» **AIM OF THE TASK**
Leave out the pictures and copy every record exactly.

[Saved data entries]
++++++++

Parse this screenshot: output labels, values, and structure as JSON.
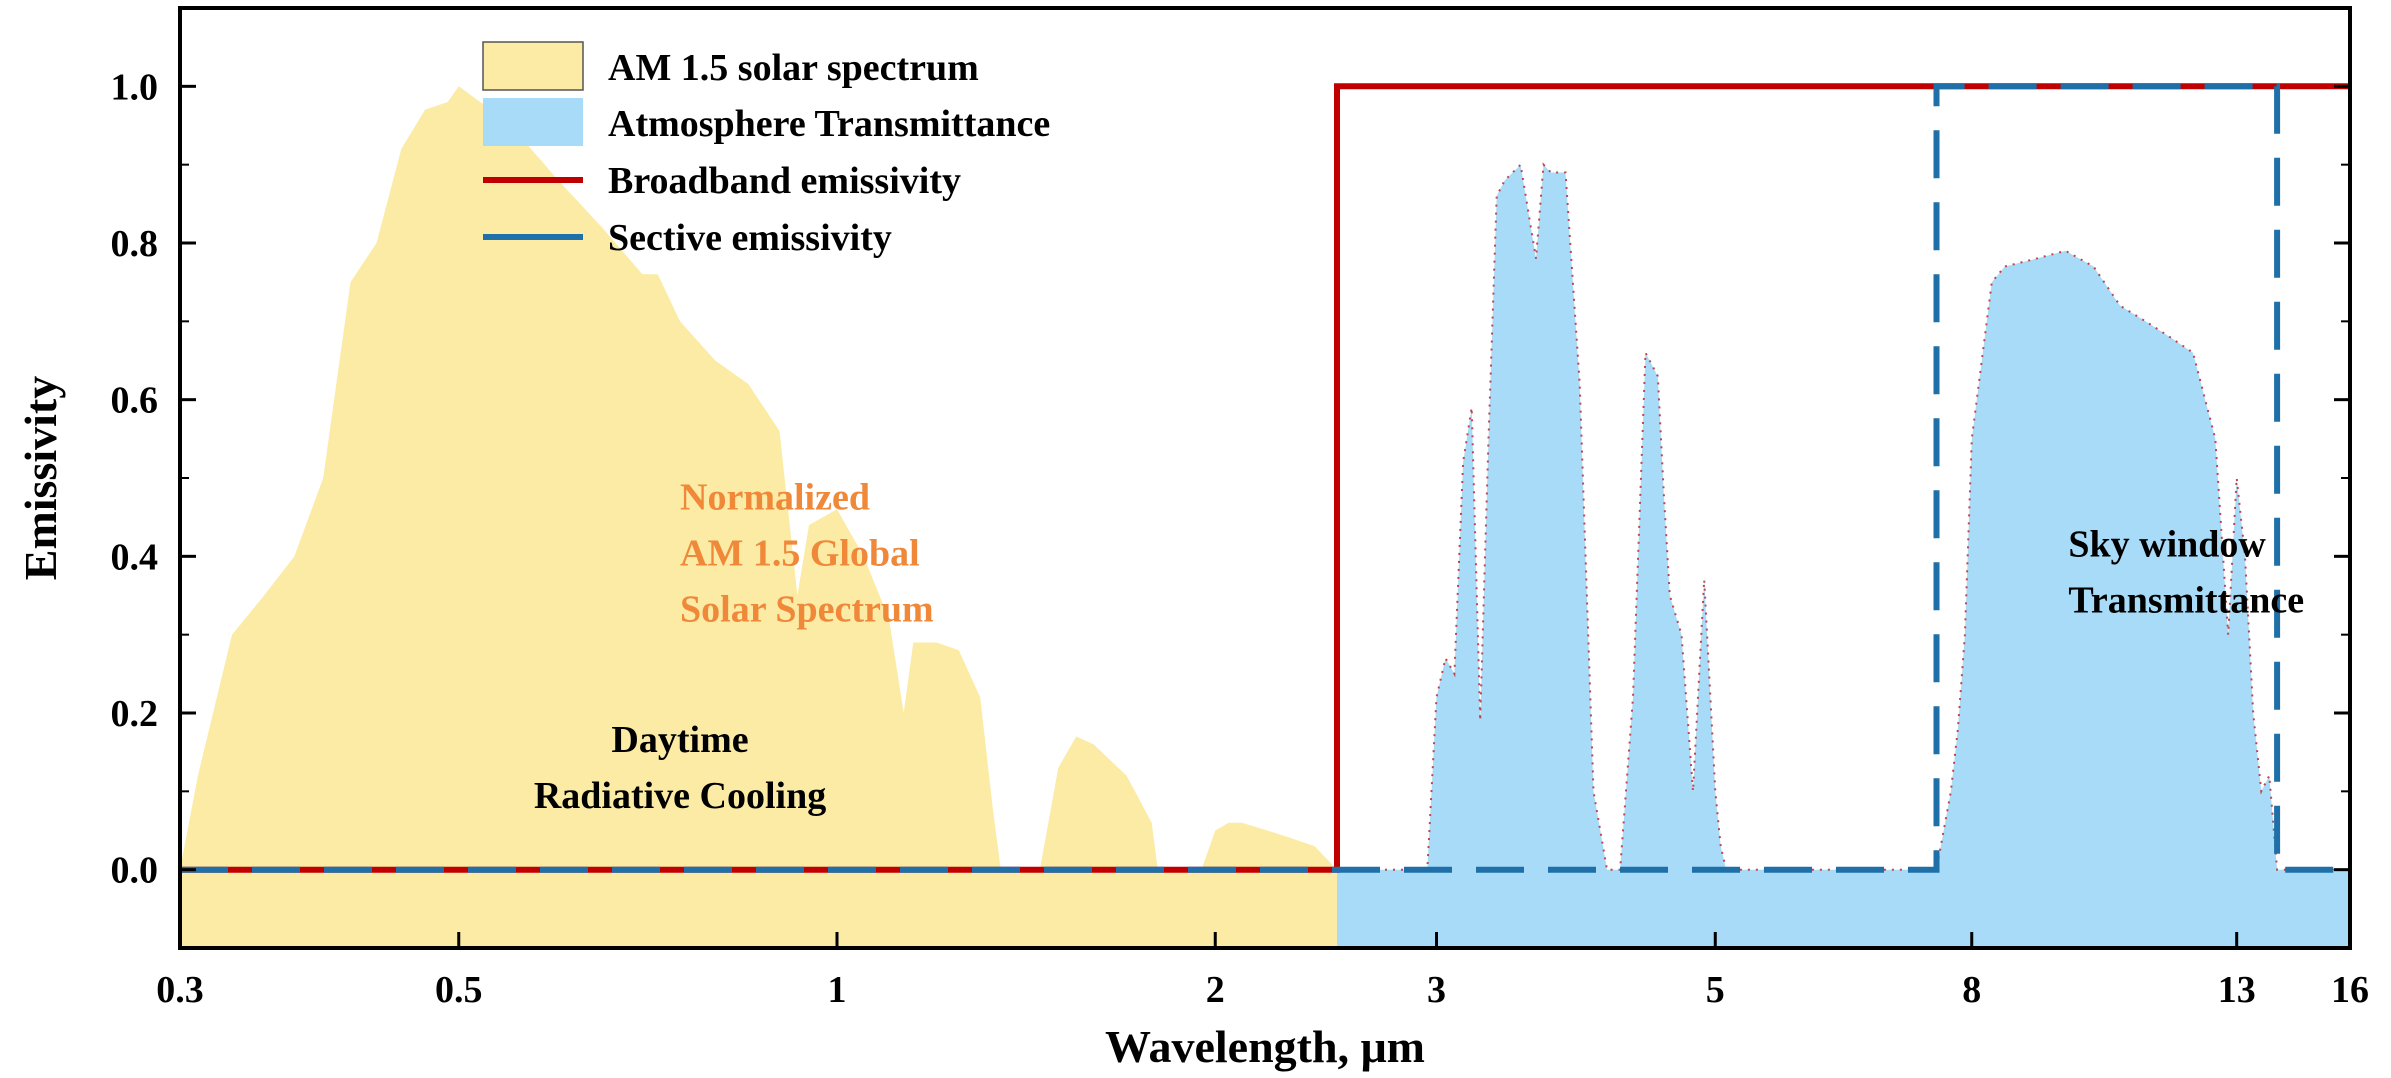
{
  "chart_data": {
    "type": "area",
    "xlabel": "Wavelength, μm",
    "ylabel": "Emissivity",
    "xscale": "log",
    "xlim": [
      0.3,
      16
    ],
    "ylim": [
      -0.1,
      1.1
    ],
    "xticks": [
      0.3,
      0.5,
      1,
      2,
      3,
      5,
      8,
      13,
      16
    ],
    "xtick_labels": [
      "0.3",
      "0.5",
      "1",
      "2",
      "3",
      "5",
      "8",
      "13",
      "16"
    ],
    "yticks": [
      0.0,
      0.2,
      0.4,
      0.6,
      0.8,
      1.0
    ],
    "ytick_labels": [
      "0.0",
      "0.2",
      "0.4",
      "0.6",
      "0.8",
      "1.0"
    ],
    "grid": false,
    "legend_position": "top-left",
    "colors": {
      "solar": "#fbeba4",
      "atmosphere": "#a8dbf8",
      "broadband": "#c00000",
      "selective": "#1f6fa8"
    },
    "series": [
      {
        "name": "AM 1.5 solar spectrum",
        "kind": "area",
        "x": [
          0.3,
          0.31,
          0.33,
          0.35,
          0.37,
          0.39,
          0.41,
          0.43,
          0.45,
          0.47,
          0.49,
          0.5,
          0.52,
          0.55,
          0.6,
          0.65,
          0.7,
          0.72,
          0.75,
          0.8,
          0.85,
          0.9,
          0.93,
          0.95,
          1.0,
          1.05,
          1.1,
          1.13,
          1.15,
          1.2,
          1.25,
          1.3,
          1.33,
          1.35,
          1.38,
          1.45,
          1.5,
          1.55,
          1.6,
          1.7,
          1.78,
          1.8,
          1.95,
          2.0,
          2.05,
          2.1,
          2.2,
          2.3,
          2.4,
          2.5
        ],
        "y": [
          0.0,
          0.12,
          0.3,
          0.35,
          0.4,
          0.5,
          0.75,
          0.8,
          0.92,
          0.97,
          0.98,
          1.0,
          0.98,
          0.95,
          0.88,
          0.82,
          0.76,
          0.76,
          0.7,
          0.65,
          0.62,
          0.56,
          0.35,
          0.44,
          0.46,
          0.4,
          0.32,
          0.2,
          0.29,
          0.29,
          0.28,
          0.22,
          0.08,
          0.0,
          0.0,
          0.0,
          0.13,
          0.17,
          0.16,
          0.12,
          0.06,
          0.0,
          0.0,
          0.05,
          0.06,
          0.06,
          0.05,
          0.04,
          0.03,
          0.0
        ]
      },
      {
        "name": "Atmosphere Transmittance",
        "kind": "area",
        "x": [
          2.5,
          2.95,
          3.0,
          3.05,
          3.1,
          3.15,
          3.2,
          3.25,
          3.3,
          3.35,
          3.4,
          3.5,
          3.6,
          3.65,
          3.7,
          3.8,
          3.9,
          4.0,
          4.1,
          4.15,
          4.2,
          4.3,
          4.4,
          4.5,
          4.55,
          4.6,
          4.7,
          4.8,
          4.9,
          5.0,
          5.05,
          5.1,
          5.2,
          5.3,
          5.5,
          5.8,
          6.5,
          7.5,
          7.7,
          7.8,
          7.9,
          8.0,
          8.3,
          8.5,
          9.0,
          9.5,
          10.0,
          10.5,
          11.0,
          11.5,
          12.0,
          12.5,
          12.8,
          13.0,
          13.2,
          13.4,
          13.6,
          13.8,
          14.0,
          15.0,
          16.0
        ],
        "y": [
          0.0,
          0.0,
          0.22,
          0.27,
          0.25,
          0.52,
          0.59,
          0.19,
          0.55,
          0.86,
          0.88,
          0.9,
          0.78,
          0.9,
          0.89,
          0.89,
          0.62,
          0.1,
          0.0,
          0.0,
          0.0,
          0.22,
          0.66,
          0.63,
          0.48,
          0.35,
          0.3,
          0.1,
          0.37,
          0.1,
          0.03,
          0.0,
          0.0,
          0.0,
          0.0,
          0.0,
          0.0,
          0.0,
          0.1,
          0.18,
          0.3,
          0.55,
          0.75,
          0.77,
          0.78,
          0.79,
          0.77,
          0.72,
          0.7,
          0.68,
          0.66,
          0.55,
          0.3,
          0.5,
          0.4,
          0.2,
          0.1,
          0.12,
          0.0,
          0.0,
          0.0
        ]
      },
      {
        "name": "Broadband emissivity",
        "kind": "line",
        "style": "solid",
        "x": [
          0.3,
          2.5,
          2.5,
          16
        ],
        "y": [
          0.0,
          0.0,
          1.0,
          1.0
        ]
      },
      {
        "name": "Sective emissivity",
        "kind": "line",
        "style": "dashed",
        "x": [
          0.3,
          7.5,
          7.5,
          14.0,
          14.0,
          16
        ],
        "y": [
          0.0,
          0.0,
          1.0,
          1.0,
          0.0,
          0.0
        ]
      }
    ],
    "annotations": [
      {
        "lines": [
          "Normalized",
          "AM 1.5 Global",
          "Solar Spectrum"
        ],
        "color": "#f0883a",
        "align": "left",
        "x": 0.75,
        "y": 0.46
      },
      {
        "lines": [
          "Daytime",
          "Radiative Cooling"
        ],
        "color": "#000000",
        "align": "middle",
        "x": 0.75,
        "y": 0.15
      },
      {
        "lines": [
          "Sky window",
          "Transmittance"
        ],
        "color": "#000000",
        "align": "left",
        "x": 9.55,
        "y": 0.4
      }
    ]
  }
}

++++++++

» **WRITTEN RESPONSE**
Parse this screenshot: output labels, values, and structure as JSON.
{
  "chart_data": {
    "type": "area",
    "xlabel": "Wavelength, μm",
    "ylabel": "Emissivity",
    "xscale": "log",
    "xlim": [
      0.3,
      16
    ],
    "ylim": [
      -0.1,
      1.1
    ],
    "xticks": [
      0.3,
      0.5,
      1,
      2,
      3,
      5,
      8,
      13,
      16
    ],
    "xtick_labels": [
      "0.3",
      "0.5",
      "1",
      "2",
      "3",
      "5",
      "8",
      "13",
      "16"
    ],
    "yticks": [
      0.0,
      0.2,
      0.4,
      0.6,
      0.8,
      1.0
    ],
    "ytick_labels": [
      "0.0",
      "0.2",
      "0.4",
      "0.6",
      "0.8",
      "1.0"
    ],
    "grid": false,
    "legend_position": "top-left",
    "colors": {
      "solar": "#fbeba4",
      "atmosphere": "#a8dbf8",
      "broadband": "#c00000",
      "selective": "#1f6fa8"
    },
    "series": [
      {
        "name": "AM 1.5 solar spectrum",
        "kind": "area",
        "x": [
          0.3,
          0.31,
          0.33,
          0.35,
          0.37,
          0.39,
          0.41,
          0.43,
          0.45,
          0.47,
          0.49,
          0.5,
          0.52,
          0.55,
          0.6,
          0.65,
          0.7,
          0.72,
          0.75,
          0.8,
          0.85,
          0.9,
          0.93,
          0.95,
          1.0,
          1.05,
          1.1,
          1.13,
          1.15,
          1.2,
          1.25,
          1.3,
          1.33,
          1.35,
          1.38,
          1.45,
          1.5,
          1.55,
          1.6,
          1.7,
          1.78,
          1.8,
          1.95,
          2.0,
          2.05,
          2.1,
          2.2,
          2.3,
          2.4,
          2.5
        ],
        "y": [
          0.0,
          0.12,
          0.3,
          0.35,
          0.4,
          0.5,
          0.75,
          0.8,
          0.92,
          0.97,
          0.98,
          1.0,
          0.98,
          0.95,
          0.88,
          0.82,
          0.76,
          0.76,
          0.7,
          0.65,
          0.62,
          0.56,
          0.35,
          0.44,
          0.46,
          0.4,
          0.32,
          0.2,
          0.29,
          0.29,
          0.28,
          0.22,
          0.08,
          0.0,
          0.0,
          0.0,
          0.13,
          0.17,
          0.16,
          0.12,
          0.06,
          0.0,
          0.0,
          0.05,
          0.06,
          0.06,
          0.05,
          0.04,
          0.03,
          0.0
        ]
      },
      {
        "name": "Atmosphere Transmittance",
        "kind": "area",
        "x": [
          2.5,
          2.95,
          3.0,
          3.05,
          3.1,
          3.15,
          3.2,
          3.25,
          3.3,
          3.35,
          3.4,
          3.5,
          3.6,
          3.65,
          3.7,
          3.8,
          3.9,
          4.0,
          4.1,
          4.15,
          4.2,
          4.3,
          4.4,
          4.5,
          4.55,
          4.6,
          4.7,
          4.8,
          4.9,
          5.0,
          5.05,
          5.1,
          5.2,
          5.3,
          5.5,
          5.8,
          6.5,
          7.5,
          7.7,
          7.8,
          7.9,
          8.0,
          8.3,
          8.5,
          9.0,
          9.5,
          10.0,
          10.5,
          11.0,
          11.5,
          12.0,
          12.5,
          12.8,
          13.0,
          13.2,
          13.4,
          13.6,
          13.8,
          14.0,
          15.0,
          16.0
        ],
        "y": [
          0.0,
          0.0,
          0.22,
          0.27,
          0.25,
          0.52,
          0.59,
          0.19,
          0.55,
          0.86,
          0.88,
          0.9,
          0.78,
          0.9,
          0.89,
          0.89,
          0.62,
          0.1,
          0.0,
          0.0,
          0.0,
          0.22,
          0.66,
          0.63,
          0.48,
          0.35,
          0.3,
          0.1,
          0.37,
          0.1,
          0.03,
          0.0,
          0.0,
          0.0,
          0.0,
          0.0,
          0.0,
          0.0,
          0.1,
          0.18,
          0.3,
          0.55,
          0.75,
          0.77,
          0.78,
          0.79,
          0.77,
          0.72,
          0.7,
          0.68,
          0.66,
          0.55,
          0.3,
          0.5,
          0.4,
          0.2,
          0.1,
          0.12,
          0.0,
          0.0,
          0.0
        ]
      },
      {
        "name": "Broadband emissivity",
        "kind": "line",
        "style": "solid",
        "x": [
          0.3,
          2.5,
          2.5,
          16
        ],
        "y": [
          0.0,
          0.0,
          1.0,
          1.0
        ]
      },
      {
        "name": "Sective emissivity",
        "kind": "line",
        "style": "dashed",
        "x": [
          0.3,
          7.5,
          7.5,
          14.0,
          14.0,
          16
        ],
        "y": [
          0.0,
          0.0,
          1.0,
          1.0,
          0.0,
          0.0
        ]
      }
    ],
    "annotations": [
      {
        "lines": [
          "Normalized",
          "AM 1.5 Global",
          "Solar Spectrum"
        ],
        "color": "#f0883a",
        "align": "left",
        "x": 0.75,
        "y": 0.46
      },
      {
        "lines": [
          "Daytime",
          "Radiative Cooling"
        ],
        "color": "#000000",
        "align": "middle",
        "x": 0.75,
        "y": 0.15
      },
      {
        "lines": [
          "Sky window",
          "Transmittance"
        ],
        "color": "#000000",
        "align": "left",
        "x": 9.55,
        "y": 0.4
      }
    ]
  }
}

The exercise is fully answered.